> Selected passage
▽
As mentioned above, the Higgs is important for several reasons. For one, it is the missing piece in the Standard Model of physics. This is the model that constitutes what is colloquially only known as quantum physics. Using a variety of laws operating on a variety of particles, it explains three of the fundamental forces of nature: the electromagnetic force, and the weak and strong nuclear forces. Einstein’s General Relativity explains the last force, gravitation, and famously we have yet to find a good theory of quantum gravity, a theory that can explain all four forces in a common framework. Finding the Higgs, predicted more than forty years ago, goes a long way towards confirming the standard model.
But its most publicized property is its ability to give (certain) particles mass; without the so-called Higgs mechanism, we don’t know how to explain the mass of some particles. As it turns out, if you look closely, by which I mean at the subatomic level—like the researchers at the Large Hadron Collider—you find that the electromagnetic and weak nuclear forces can be unified to one force. But why then do they behave as if they were two, how come this one force seems to act like one force in certain circumstances and another under different circumstances? This is where the Higgs boson comes in. It “spontaneously breaks symmetry” and cleaves the electroweak force into the weak and electromagnetic forces. Interacting with the Higgs field, a field that can be described by four numbers that permeates space—so the theory goes—also endows the W and Z bosons, carriers of the weak nuclear force, with a mass they would otherwise not have. Thus we have in principle four particles involved with the electroweak force, produced by the Higgs symmetry breaking: the positively charged W+ boson, its antiparticle the negative W- boson, the electroneutral Z boson, and finally the familiar, massless photon.
△
> List of tasks
1. List the four particles that the passage on the Higgs boson says are involved with the electroweak force.
2. Reproduce word for word the part of the passage on the Higgs boson from "As mentioned above, the" up to and including "the standard model.".
The entries that come after the passage on the Higgs boson are from a different source.

> Extracted information
▽
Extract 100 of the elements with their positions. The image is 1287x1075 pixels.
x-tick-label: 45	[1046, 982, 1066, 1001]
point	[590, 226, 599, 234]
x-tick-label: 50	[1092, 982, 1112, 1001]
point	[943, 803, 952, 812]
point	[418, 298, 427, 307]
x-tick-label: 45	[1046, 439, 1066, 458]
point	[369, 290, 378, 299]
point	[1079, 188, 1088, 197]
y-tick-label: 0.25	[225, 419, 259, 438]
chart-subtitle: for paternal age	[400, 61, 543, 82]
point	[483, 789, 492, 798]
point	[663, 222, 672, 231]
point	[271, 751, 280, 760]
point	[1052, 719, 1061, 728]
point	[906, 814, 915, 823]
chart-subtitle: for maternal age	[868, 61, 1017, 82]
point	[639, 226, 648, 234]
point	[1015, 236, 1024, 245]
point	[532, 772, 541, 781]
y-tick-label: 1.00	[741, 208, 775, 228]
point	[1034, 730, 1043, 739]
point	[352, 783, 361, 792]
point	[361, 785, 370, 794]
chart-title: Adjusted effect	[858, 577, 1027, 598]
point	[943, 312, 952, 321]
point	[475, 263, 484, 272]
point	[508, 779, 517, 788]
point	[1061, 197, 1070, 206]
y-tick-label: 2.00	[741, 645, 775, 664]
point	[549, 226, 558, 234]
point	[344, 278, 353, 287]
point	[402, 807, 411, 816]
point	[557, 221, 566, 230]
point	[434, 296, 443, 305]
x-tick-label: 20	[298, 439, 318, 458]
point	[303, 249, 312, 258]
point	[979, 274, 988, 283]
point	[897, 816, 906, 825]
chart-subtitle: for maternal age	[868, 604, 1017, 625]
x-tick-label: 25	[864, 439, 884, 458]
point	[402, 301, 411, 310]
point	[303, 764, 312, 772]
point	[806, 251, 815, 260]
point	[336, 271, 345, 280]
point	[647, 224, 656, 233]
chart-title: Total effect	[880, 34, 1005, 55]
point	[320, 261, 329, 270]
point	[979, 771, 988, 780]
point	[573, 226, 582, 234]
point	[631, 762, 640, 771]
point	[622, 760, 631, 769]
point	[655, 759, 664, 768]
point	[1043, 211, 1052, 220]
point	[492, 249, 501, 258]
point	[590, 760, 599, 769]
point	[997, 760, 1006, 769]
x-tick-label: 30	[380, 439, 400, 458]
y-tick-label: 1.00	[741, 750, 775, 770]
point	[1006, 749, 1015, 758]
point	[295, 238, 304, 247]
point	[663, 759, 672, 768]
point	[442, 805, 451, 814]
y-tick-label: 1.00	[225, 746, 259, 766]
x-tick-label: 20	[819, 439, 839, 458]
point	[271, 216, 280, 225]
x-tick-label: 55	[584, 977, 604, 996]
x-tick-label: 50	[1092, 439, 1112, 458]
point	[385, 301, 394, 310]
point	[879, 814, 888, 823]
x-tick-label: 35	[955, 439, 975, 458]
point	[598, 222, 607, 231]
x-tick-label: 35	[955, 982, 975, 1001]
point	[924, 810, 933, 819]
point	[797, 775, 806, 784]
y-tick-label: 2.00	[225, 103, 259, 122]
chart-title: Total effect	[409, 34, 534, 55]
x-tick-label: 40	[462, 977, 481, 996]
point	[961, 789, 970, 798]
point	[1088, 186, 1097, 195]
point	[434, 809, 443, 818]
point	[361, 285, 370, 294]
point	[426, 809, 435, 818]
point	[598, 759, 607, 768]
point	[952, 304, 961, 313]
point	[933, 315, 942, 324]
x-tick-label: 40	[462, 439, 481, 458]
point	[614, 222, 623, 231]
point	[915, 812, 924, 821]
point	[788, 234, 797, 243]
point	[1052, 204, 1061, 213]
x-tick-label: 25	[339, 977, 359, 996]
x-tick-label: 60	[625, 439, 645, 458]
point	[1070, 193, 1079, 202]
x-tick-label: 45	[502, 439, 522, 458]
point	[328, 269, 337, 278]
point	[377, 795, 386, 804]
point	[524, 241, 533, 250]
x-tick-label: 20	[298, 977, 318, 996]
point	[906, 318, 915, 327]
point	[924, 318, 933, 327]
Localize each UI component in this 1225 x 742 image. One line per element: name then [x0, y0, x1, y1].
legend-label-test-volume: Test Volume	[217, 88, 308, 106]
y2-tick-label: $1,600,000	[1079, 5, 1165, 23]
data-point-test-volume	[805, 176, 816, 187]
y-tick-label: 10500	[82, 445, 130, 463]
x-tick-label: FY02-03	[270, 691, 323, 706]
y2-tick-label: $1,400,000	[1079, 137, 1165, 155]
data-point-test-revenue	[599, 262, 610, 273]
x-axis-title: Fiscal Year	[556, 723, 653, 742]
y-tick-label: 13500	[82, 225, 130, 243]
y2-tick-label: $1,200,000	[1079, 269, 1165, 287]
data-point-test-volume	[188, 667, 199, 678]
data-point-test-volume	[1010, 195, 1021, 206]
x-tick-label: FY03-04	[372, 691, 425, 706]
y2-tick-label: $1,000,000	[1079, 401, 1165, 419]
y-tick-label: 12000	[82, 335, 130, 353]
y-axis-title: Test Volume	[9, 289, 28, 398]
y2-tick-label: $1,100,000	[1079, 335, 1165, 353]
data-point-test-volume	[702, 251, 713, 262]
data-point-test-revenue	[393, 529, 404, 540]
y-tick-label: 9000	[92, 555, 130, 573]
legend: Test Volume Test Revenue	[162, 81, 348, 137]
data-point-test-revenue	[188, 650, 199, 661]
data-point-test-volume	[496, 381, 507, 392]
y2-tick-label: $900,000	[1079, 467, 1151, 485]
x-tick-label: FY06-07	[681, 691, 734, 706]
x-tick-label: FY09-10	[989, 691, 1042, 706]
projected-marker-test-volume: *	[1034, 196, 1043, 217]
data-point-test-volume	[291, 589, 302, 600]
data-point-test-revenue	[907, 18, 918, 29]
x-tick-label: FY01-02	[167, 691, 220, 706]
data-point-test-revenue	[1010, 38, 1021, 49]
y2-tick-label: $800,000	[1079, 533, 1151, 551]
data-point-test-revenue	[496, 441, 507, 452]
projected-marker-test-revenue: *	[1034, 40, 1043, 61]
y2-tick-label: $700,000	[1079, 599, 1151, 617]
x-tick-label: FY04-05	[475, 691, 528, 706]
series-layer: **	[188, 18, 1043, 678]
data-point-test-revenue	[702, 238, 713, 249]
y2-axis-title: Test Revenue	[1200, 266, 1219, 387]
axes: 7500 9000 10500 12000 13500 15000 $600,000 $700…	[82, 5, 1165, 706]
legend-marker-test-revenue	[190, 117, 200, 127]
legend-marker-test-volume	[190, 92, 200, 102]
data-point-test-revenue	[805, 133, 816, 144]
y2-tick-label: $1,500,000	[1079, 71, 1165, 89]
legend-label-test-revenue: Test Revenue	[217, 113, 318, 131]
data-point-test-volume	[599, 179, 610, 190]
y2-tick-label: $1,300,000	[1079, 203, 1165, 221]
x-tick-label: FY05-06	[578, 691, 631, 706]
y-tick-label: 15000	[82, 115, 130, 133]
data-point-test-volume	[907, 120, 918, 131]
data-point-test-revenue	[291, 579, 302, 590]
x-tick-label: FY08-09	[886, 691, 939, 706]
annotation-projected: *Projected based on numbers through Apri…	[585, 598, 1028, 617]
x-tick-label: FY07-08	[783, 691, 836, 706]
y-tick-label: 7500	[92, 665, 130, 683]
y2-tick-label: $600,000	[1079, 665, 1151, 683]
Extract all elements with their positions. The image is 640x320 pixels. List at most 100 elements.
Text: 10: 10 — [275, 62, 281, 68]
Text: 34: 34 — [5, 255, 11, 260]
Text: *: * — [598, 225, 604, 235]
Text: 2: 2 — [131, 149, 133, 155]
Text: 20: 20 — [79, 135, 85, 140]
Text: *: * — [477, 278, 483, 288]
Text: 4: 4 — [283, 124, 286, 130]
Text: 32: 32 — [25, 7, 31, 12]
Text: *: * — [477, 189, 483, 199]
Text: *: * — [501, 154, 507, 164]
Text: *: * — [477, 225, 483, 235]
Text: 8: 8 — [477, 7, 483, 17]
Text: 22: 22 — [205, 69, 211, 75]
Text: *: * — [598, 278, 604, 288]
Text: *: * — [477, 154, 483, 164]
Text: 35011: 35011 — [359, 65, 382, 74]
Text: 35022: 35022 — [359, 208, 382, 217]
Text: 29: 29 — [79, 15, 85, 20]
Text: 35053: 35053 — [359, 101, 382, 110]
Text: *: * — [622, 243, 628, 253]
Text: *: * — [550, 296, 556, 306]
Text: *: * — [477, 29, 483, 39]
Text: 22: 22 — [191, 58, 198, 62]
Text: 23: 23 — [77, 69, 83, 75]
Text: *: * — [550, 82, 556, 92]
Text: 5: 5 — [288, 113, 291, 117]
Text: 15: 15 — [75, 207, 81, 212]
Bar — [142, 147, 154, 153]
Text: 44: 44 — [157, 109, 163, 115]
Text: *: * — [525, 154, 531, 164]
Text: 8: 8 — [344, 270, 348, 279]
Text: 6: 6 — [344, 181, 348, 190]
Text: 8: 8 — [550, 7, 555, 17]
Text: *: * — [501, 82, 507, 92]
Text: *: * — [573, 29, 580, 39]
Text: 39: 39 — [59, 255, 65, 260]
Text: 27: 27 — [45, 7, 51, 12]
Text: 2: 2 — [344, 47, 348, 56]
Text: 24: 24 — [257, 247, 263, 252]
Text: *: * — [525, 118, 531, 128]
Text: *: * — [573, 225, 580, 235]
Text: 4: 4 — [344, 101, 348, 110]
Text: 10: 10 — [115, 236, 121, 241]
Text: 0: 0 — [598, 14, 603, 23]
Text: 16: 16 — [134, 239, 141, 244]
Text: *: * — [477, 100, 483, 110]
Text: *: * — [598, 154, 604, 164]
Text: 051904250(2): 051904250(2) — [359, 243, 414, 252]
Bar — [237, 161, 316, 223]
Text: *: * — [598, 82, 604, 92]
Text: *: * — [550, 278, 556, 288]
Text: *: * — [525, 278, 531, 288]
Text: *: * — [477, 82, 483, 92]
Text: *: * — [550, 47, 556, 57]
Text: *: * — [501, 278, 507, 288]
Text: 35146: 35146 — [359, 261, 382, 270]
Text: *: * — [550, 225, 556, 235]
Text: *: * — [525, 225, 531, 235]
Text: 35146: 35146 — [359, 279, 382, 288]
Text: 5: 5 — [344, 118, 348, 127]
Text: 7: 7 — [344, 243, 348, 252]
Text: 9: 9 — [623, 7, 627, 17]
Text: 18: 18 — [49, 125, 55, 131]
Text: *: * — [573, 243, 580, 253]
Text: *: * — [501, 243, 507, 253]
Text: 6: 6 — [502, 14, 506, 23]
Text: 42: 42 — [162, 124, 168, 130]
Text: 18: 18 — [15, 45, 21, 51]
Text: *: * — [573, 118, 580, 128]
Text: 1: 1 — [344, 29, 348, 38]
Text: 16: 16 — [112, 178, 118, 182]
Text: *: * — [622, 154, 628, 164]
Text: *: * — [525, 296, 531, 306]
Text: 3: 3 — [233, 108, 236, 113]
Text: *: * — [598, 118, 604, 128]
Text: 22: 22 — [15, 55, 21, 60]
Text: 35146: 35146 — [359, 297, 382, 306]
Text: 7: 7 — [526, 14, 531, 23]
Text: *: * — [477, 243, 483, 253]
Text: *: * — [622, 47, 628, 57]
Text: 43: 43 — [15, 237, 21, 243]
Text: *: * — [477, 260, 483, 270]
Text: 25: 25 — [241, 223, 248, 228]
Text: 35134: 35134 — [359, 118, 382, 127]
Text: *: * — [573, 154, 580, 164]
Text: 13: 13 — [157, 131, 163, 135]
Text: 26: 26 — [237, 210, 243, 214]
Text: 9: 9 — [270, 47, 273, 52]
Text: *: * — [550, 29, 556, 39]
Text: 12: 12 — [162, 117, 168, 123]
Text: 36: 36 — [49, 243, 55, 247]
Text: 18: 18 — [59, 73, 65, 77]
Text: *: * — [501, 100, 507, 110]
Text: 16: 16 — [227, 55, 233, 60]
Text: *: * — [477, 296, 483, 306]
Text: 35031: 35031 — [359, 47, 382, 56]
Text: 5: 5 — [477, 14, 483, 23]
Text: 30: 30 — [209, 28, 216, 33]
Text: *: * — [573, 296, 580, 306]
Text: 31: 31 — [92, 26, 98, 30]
△
> Answers
1. The positively charged W+ boson, the negative W- boson, the electroneutral Z boson, and the massless photon.

2.
As mentioned above, the Higgs is important for several reasons. For one, it is the missing piece in the Standard Model of physics. This is the model that constitutes what is colloquially only known as quantum physics. Using a variety of laws operating on a variety of particles, it explains three of the fundamental forces of nature: the electromagnetic force, and the weak and strong nuclear forces. Einstein’s General Relativity explains the last force, gravitation, and famously we have yet to find a good theory of quantum gravity, a theory that can explain all four forces in a common framework. Finding the Higgs, predicted more than forty years ago, goes a long way towards confirming the standard model.